_Instructions for the task:_
Output every record below exactly as it appears.
* * * *
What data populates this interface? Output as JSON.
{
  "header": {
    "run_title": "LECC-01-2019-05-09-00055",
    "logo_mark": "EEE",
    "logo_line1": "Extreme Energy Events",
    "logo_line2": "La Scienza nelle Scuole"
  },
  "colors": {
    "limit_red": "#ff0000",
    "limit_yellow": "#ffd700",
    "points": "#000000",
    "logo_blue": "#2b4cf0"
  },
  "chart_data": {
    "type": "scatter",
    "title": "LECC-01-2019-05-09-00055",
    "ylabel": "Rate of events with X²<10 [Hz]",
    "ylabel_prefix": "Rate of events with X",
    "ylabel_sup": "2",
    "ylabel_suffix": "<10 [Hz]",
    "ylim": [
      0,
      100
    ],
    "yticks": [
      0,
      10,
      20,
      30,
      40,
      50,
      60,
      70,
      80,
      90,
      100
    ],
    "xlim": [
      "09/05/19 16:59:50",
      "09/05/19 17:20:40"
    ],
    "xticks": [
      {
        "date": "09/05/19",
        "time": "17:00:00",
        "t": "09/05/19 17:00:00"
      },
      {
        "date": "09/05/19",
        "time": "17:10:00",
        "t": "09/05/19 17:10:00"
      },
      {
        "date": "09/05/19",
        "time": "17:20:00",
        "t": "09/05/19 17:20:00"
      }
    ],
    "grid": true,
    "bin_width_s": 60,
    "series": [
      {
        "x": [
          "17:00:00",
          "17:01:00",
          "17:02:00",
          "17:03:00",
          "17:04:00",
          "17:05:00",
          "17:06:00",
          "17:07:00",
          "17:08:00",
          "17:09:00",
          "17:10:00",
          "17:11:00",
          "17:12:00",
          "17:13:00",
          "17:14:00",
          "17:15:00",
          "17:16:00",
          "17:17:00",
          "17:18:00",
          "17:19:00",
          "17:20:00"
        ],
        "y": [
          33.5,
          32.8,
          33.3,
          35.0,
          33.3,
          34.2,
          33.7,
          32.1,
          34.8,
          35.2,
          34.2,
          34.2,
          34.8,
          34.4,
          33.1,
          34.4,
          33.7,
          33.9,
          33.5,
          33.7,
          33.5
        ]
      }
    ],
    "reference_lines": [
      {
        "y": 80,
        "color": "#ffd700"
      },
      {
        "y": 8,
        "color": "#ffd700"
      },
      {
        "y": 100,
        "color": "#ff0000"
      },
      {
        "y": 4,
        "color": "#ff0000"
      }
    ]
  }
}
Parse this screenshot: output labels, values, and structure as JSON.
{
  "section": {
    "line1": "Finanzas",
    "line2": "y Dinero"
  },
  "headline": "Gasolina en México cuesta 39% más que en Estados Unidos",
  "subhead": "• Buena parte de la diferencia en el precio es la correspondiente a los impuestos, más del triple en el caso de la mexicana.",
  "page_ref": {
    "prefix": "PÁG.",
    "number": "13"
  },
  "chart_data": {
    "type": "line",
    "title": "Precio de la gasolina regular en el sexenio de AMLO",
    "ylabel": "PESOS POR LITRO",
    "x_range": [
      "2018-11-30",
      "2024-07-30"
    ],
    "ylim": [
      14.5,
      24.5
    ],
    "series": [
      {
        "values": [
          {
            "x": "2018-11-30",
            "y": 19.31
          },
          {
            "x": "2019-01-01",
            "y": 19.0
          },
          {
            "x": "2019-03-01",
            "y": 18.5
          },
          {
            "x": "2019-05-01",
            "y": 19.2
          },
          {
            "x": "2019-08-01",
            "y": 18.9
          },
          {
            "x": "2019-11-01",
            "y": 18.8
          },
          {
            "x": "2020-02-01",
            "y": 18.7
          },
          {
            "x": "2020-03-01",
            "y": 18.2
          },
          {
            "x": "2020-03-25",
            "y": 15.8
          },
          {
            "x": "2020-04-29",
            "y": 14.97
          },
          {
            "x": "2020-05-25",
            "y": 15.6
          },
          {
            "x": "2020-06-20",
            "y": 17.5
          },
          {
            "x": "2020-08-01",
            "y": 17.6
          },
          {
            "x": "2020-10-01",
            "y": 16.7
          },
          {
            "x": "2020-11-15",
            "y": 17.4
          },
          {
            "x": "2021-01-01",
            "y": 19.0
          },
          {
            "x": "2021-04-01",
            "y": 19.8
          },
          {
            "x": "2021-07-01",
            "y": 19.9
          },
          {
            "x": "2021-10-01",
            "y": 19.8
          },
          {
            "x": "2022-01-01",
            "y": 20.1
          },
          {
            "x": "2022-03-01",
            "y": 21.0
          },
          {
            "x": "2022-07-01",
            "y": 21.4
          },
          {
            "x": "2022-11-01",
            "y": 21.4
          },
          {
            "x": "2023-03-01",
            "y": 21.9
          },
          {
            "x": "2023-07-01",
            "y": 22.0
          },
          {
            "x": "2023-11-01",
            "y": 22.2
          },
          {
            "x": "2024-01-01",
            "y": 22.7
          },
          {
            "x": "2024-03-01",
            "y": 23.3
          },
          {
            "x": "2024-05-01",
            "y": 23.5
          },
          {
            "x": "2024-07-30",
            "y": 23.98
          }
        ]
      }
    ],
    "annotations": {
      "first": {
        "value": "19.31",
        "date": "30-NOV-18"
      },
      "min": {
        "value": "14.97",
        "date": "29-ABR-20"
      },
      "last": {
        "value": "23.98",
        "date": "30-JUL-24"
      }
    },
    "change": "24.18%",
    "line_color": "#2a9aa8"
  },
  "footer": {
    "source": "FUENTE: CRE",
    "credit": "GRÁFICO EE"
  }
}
* * * *
_Task response:_
What data populates this interface? Output as JSON.
{
  "header": {
    "run_title": "LECC-01-2019-05-09-00055",
    "logo_mark": "EEE",
    "logo_line1": "Extreme Energy Events",
    "logo_line2": "La Scienza nelle Scuole"
  },
  "colors": {
    "limit_red": "#ff0000",
    "limit_yellow": "#ffd700",
    "points": "#000000",
    "logo_blue": "#2b4cf0"
  },
  "chart_data": {
    "type": "scatter",
    "title": "LECC-01-2019-05-09-00055",
    "ylabel": "Rate of events with X²<10 [Hz]",
    "ylabel_prefix": "Rate of events with X",
    "ylabel_sup": "2",
    "ylabel_suffix": "<10 [Hz]",
    "ylim": [
      0,
      100
    ],
    "yticks": [
      0,
      10,
      20,
      30,
      40,
      50,
      60,
      70,
      80,
      90,
      100
    ],
    "xlim": [
      "09/05/19 16:59:50",
      "09/05/19 17:20:40"
    ],
    "xticks": [
      {
        "date": "09/05/19",
        "time": "17:00:00",
        "t": "09/05/19 17:00:00"
      },
      {
        "date": "09/05/19",
        "time": "17:10:00",
        "t": "09/05/19 17:10:00"
      },
      {
        "date": "09/05/19",
        "time": "17:20:00",
        "t": "09/05/19 17:20:00"
      }
    ],
    "grid": true,
    "bin_width_s": 60,
    "series": [
      {
        "x": [
          "17:00:00",
          "17:01:00",
          "17:02:00",
          "17:03:00",
          "17:04:00",
          "17:05:00",
          "17:06:00",
          "17:07:00",
          "17:08:00",
          "17:09:00",
          "17:10:00",
          "17:11:00",
          "17:12:00",
          "17:13:00",
          "17:14:00",
          "17:15:00",
          "17:16:00",
          "17:17:00",
          "17:18:00",
          "17:19:00",
          "17:20:00"
        ],
        "y": [
          33.5,
          32.8,
          33.3,
          35.0,
          33.3,
          34.2,
          33.7,
          32.1,
          34.8,
          35.2,
          34.2,
          34.2,
          34.8,
          34.4,
          33.1,
          34.4,
          33.7,
          33.9,
          33.5,
          33.7,
          33.5
        ]
      }
    ],
    "reference_lines": [
      {
        "y": 80,
        "color": "#ffd700"
      },
      {
        "y": 8,
        "color": "#ffd700"
      },
      {
        "y": 100,
        "color": "#ff0000"
      },
      {
        "y": 4,
        "color": "#ff0000"
      }
    ]
  }
}
Parse this screenshot: output labels, values, and structure as JSON.
{
  "section": {
    "line1": "Finanzas",
    "line2": "y Dinero"
  },
  "headline": "Gasolina en México cuesta 39% más que en Estados Unidos",
  "subhead": "• Buena parte de la diferencia en el precio es la correspondiente a los impuestos, más del triple en el caso de la mexicana.",
  "page_ref": {
    "prefix": "PÁG.",
    "number": "13"
  },
  "chart_data": {
    "type": "line",
    "title": "Precio de la gasolina regular en el sexenio de AMLO",
    "ylabel": "PESOS POR LITRO",
    "x_range": [
      "2018-11-30",
      "2024-07-30"
    ],
    "ylim": [
      14.5,
      24.5
    ],
    "series": [
      {
        "values": [
          {
            "x": "2018-11-30",
            "y": 19.31
          },
          {
            "x": "2019-01-01",
            "y": 19.0
          },
          {
            "x": "2019-03-01",
            "y": 18.5
          },
          {
            "x": "2019-05-01",
            "y": 19.2
          },
          {
            "x": "2019-08-01",
            "y": 18.9
          },
          {
            "x": "2019-11-01",
            "y": 18.8
          },
          {
            "x": "2020-02-01",
            "y": 18.7
          },
          {
            "x": "2020-03-01",
            "y": 18.2
          },
          {
            "x": "2020-03-25",
            "y": 15.8
          },
          {
            "x": "2020-04-29",
            "y": 14.97
          },
          {
            "x": "2020-05-25",
            "y": 15.6
          },
          {
            "x": "2020-06-20",
            "y": 17.5
          },
          {
            "x": "2020-08-01",
            "y": 17.6
          },
          {
            "x": "2020-10-01",
            "y": 16.7
          },
          {
            "x": "2020-11-15",
            "y": 17.4
          },
          {
            "x": "2021-01-01",
            "y": 19.0
          },
          {
            "x": "2021-04-01",
            "y": 19.8
          },
          {
            "x": "2021-07-01",
            "y": 19.9
          },
          {
            "x": "2021-10-01",
            "y": 19.8
          },
          {
            "x": "2022-01-01",
            "y": 20.1
          },
          {
            "x": "2022-03-01",
            "y": 21.0
          },
          {
            "x": "2022-07-01",
            "y": 21.4
          },
          {
            "x": "2022-11-01",
            "y": 21.4
          },
          {
            "x": "2023-03-01",
            "y": 21.9
          },
          {
            "x": "2023-07-01",
            "y": 22.0
          },
          {
            "x": "2023-11-01",
            "y": 22.2
          },
          {
            "x": "2024-01-01",
            "y": 22.7
          },
          {
            "x": "2024-03-01",
            "y": 23.3
          },
          {
            "x": "2024-05-01",
            "y": 23.5
          },
          {
            "x": "2024-07-30",
            "y": 23.98
          }
        ]
      }
    ],
    "annotations": {
      "first": {
        "value": "19.31",
        "date": "30-NOV-18"
      },
      "min": {
        "value": "14.97",
        "date": "29-ABR-20"
      },
      "last": {
        "value": "23.98",
        "date": "30-JUL-24"
      }
    },
    "change": "24.18%",
    "line_color": "#2a9aa8"
  },
  "footer": {
    "source": "FUENTE: CRE",
    "credit": "GRÁFICO EE"
  }
}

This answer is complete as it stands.